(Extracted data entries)
☆ ☆ ☆
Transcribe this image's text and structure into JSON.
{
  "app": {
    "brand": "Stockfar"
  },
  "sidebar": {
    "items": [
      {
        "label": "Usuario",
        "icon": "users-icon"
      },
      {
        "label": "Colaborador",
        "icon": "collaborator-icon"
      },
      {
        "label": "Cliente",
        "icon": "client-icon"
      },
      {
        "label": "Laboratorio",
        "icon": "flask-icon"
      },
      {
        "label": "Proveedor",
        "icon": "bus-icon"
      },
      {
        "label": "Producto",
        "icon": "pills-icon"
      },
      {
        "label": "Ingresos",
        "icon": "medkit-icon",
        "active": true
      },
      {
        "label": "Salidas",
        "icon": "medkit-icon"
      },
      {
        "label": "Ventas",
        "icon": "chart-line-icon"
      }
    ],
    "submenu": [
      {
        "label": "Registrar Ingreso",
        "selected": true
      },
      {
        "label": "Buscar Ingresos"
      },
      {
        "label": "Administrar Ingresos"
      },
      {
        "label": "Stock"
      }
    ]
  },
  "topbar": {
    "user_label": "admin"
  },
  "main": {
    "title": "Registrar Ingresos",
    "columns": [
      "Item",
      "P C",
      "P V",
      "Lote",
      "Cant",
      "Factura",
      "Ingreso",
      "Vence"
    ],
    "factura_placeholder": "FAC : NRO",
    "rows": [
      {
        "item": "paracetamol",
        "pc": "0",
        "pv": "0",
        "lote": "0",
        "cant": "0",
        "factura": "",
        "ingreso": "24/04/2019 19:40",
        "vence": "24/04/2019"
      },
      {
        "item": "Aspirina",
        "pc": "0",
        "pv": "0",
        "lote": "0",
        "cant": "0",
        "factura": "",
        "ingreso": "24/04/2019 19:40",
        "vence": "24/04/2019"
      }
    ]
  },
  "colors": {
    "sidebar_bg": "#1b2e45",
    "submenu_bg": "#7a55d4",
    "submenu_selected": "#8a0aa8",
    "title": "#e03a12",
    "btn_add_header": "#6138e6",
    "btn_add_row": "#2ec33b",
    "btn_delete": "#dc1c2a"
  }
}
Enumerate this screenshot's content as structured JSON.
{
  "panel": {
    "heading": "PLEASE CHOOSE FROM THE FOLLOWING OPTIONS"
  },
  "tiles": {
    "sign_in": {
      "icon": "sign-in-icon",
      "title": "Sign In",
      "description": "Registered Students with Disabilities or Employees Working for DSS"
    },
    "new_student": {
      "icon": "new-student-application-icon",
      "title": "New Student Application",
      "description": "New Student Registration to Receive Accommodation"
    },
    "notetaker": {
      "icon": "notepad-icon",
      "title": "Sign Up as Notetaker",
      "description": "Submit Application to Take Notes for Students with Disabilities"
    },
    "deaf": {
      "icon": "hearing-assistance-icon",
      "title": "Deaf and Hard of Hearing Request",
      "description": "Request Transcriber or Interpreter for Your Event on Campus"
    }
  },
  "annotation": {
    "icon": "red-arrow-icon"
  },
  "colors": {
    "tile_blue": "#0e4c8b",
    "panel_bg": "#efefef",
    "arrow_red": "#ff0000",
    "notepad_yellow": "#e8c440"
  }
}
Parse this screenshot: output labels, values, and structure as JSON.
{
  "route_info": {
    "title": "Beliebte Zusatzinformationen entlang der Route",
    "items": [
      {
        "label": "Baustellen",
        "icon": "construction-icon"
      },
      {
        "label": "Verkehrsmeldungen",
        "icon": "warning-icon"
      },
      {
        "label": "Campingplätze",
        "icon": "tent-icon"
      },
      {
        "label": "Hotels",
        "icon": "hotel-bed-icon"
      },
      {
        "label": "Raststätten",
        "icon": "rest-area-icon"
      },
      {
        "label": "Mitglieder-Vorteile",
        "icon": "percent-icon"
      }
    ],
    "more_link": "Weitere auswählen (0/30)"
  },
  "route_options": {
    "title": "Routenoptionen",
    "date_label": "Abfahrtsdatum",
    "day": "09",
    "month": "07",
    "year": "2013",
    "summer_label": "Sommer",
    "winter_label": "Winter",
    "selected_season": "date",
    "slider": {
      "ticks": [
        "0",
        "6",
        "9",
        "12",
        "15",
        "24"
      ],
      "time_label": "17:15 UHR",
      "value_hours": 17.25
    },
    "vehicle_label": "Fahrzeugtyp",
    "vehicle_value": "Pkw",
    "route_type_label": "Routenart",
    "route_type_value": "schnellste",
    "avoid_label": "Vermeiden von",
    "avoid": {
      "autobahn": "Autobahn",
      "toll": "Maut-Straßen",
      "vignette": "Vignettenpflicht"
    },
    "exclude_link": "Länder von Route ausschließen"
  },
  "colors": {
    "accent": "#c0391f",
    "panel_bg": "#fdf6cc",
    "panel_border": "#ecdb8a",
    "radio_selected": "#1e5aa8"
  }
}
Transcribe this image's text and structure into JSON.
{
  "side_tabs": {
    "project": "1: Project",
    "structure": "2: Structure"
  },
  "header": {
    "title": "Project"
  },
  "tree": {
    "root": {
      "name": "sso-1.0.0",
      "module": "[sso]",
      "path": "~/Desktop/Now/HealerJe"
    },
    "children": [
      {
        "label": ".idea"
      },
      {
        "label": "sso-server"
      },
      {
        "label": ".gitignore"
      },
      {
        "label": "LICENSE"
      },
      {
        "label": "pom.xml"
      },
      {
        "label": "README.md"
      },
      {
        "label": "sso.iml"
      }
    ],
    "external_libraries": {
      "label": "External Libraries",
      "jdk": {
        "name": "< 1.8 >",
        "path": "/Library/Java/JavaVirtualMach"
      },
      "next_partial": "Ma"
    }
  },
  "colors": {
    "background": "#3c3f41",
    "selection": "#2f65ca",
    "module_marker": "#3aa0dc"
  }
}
☆ ☆ ☆
**Task:** Your task is to print the whole listing again exactly.

**Final result:**
Transcribe this image's text and structure into JSON.
{
  "app": {
    "brand": "Stockfar"
  },
  "sidebar": {
    "items": [
      {
        "label": "Usuario",
        "icon": "users-icon"
      },
      {
        "label": "Colaborador",
        "icon": "collaborator-icon"
      },
      {
        "label": "Cliente",
        "icon": "client-icon"
      },
      {
        "label": "Laboratorio",
        "icon": "flask-icon"
      },
      {
        "label": "Proveedor",
        "icon": "bus-icon"
      },
      {
        "label": "Producto",
        "icon": "pills-icon"
      },
      {
        "label": "Ingresos",
        "icon": "medkit-icon",
        "active": true
      },
      {
        "label": "Salidas",
        "icon": "medkit-icon"
      },
      {
        "label": "Ventas",
        "icon": "chart-line-icon"
      }
    ],
    "submenu": [
      {
        "label": "Registrar Ingreso",
        "selected": true
      },
      {
        "label": "Buscar Ingresos"
      },
      {
        "label": "Administrar Ingresos"
      },
      {
        "label": "Stock"
      }
    ]
  },
  "topbar": {
    "user_label": "admin"
  },
  "main": {
    "title": "Registrar Ingresos",
    "columns": [
      "Item",
      "P C",
      "P V",
      "Lote",
      "Cant",
      "Factura",
      "Ingreso",
      "Vence"
    ],
    "factura_placeholder": "FAC : NRO",
    "rows": [
      {
        "item": "paracetamol",
        "pc": "0",
        "pv": "0",
        "lote": "0",
        "cant": "0",
        "factura": "",
        "ingreso": "24/04/2019 19:40",
        "vence": "24/04/2019"
      },
      {
        "item": "Aspirina",
        "pc": "0",
        "pv": "0",
        "lote": "0",
        "cant": "0",
        "factura": "",
        "ingreso": "24/04/2019 19:40",
        "vence": "24/04/2019"
      }
    ]
  },
  "colors": {
    "sidebar_bg": "#1b2e45",
    "submenu_bg": "#7a55d4",
    "submenu_selected": "#8a0aa8",
    "title": "#e03a12",
    "btn_add_header": "#6138e6",
    "btn_add_row": "#2ec33b",
    "btn_delete": "#dc1c2a"
  }
}
Enumerate this screenshot's content as structured JSON.
{
  "panel": {
    "heading": "PLEASE CHOOSE FROM THE FOLLOWING OPTIONS"
  },
  "tiles": {
    "sign_in": {
      "icon": "sign-in-icon",
      "title": "Sign In",
      "description": "Registered Students with Disabilities or Employees Working for DSS"
    },
    "new_student": {
      "icon": "new-student-application-icon",
      "title": "New Student Application",
      "description": "New Student Registration to Receive Accommodation"
    },
    "notetaker": {
      "icon": "notepad-icon",
      "title": "Sign Up as Notetaker",
      "description": "Submit Application to Take Notes for Students with Disabilities"
    },
    "deaf": {
      "icon": "hearing-assistance-icon",
      "title": "Deaf and Hard of Hearing Request",
      "description": "Request Transcriber or Interpreter for Your Event on Campus"
    }
  },
  "annotation": {
    "icon": "red-arrow-icon"
  },
  "colors": {
    "tile_blue": "#0e4c8b",
    "panel_bg": "#efefef",
    "arrow_red": "#ff0000",
    "notepad_yellow": "#e8c440"
  }
}
Parse this screenshot: output labels, values, and structure as JSON.
{
  "route_info": {
    "title": "Beliebte Zusatzinformationen entlang der Route",
    "items": [
      {
        "label": "Baustellen",
        "icon": "construction-icon"
      },
      {
        "label": "Verkehrsmeldungen",
        "icon": "warning-icon"
      },
      {
        "label": "Campingplätze",
        "icon": "tent-icon"
      },
      {
        "label": "Hotels",
        "icon": "hotel-bed-icon"
      },
      {
        "label": "Raststätten",
        "icon": "rest-area-icon"
      },
      {
        "label": "Mitglieder-Vorteile",
        "icon": "percent-icon"
      }
    ],
    "more_link": "Weitere auswählen (0/30)"
  },
  "route_options": {
    "title": "Routenoptionen",
    "date_label": "Abfahrtsdatum",
    "day": "09",
    "month": "07",
    "year": "2013",
    "summer_label": "Sommer",
    "winter_label": "Winter",
    "selected_season": "date",
    "slider": {
      "ticks": [
        "0",
        "6",
        "9",
        "12",
        "15",
        "24"
      ],
      "time_label": "17:15 UHR",
      "value_hours": 17.25
    },
    "vehicle_label": "Fahrzeugtyp",
    "vehicle_value": "Pkw",
    "route_type_label": "Routenart",
    "route_type_value": "schnellste",
    "avoid_label": "Vermeiden von",
    "avoid": {
      "autobahn": "Autobahn",
      "toll": "Maut-Straßen",
      "vignette": "Vignettenpflicht"
    },
    "exclude_link": "Länder von Route ausschließen"
  },
  "colors": {
    "accent": "#c0391f",
    "panel_bg": "#fdf6cc",
    "panel_border": "#ecdb8a",
    "radio_selected": "#1e5aa8"
  }
}
Transcribe this image's text and structure into JSON.
{
  "side_tabs": {
    "project": "1: Project",
    "structure": "2: Structure"
  },
  "header": {
    "title": "Project"
  },
  "tree": {
    "root": {
      "name": "sso-1.0.0",
      "module": "[sso]",
      "path": "~/Desktop/Now/HealerJe"
    },
    "children": [
      {
        "label": ".idea"
      },
      {
        "label": "sso-server"
      },
      {
        "label": ".gitignore"
      },
      {
        "label": "LICENSE"
      },
      {
        "label": "pom.xml"
      },
      {
        "label": "README.md"
      },
      {
        "label": "sso.iml"
      }
    ],
    "external_libraries": {
      "label": "External Libraries",
      "jdk": {
        "name": "< 1.8 >",
        "path": "/Library/Java/JavaVirtualMach"
      },
      "next_partial": "Ma"
    }
  },
  "colors": {
    "background": "#3c3f41",
    "selection": "#2f65ca",
    "module_marker": "#3aa0dc"
  }
}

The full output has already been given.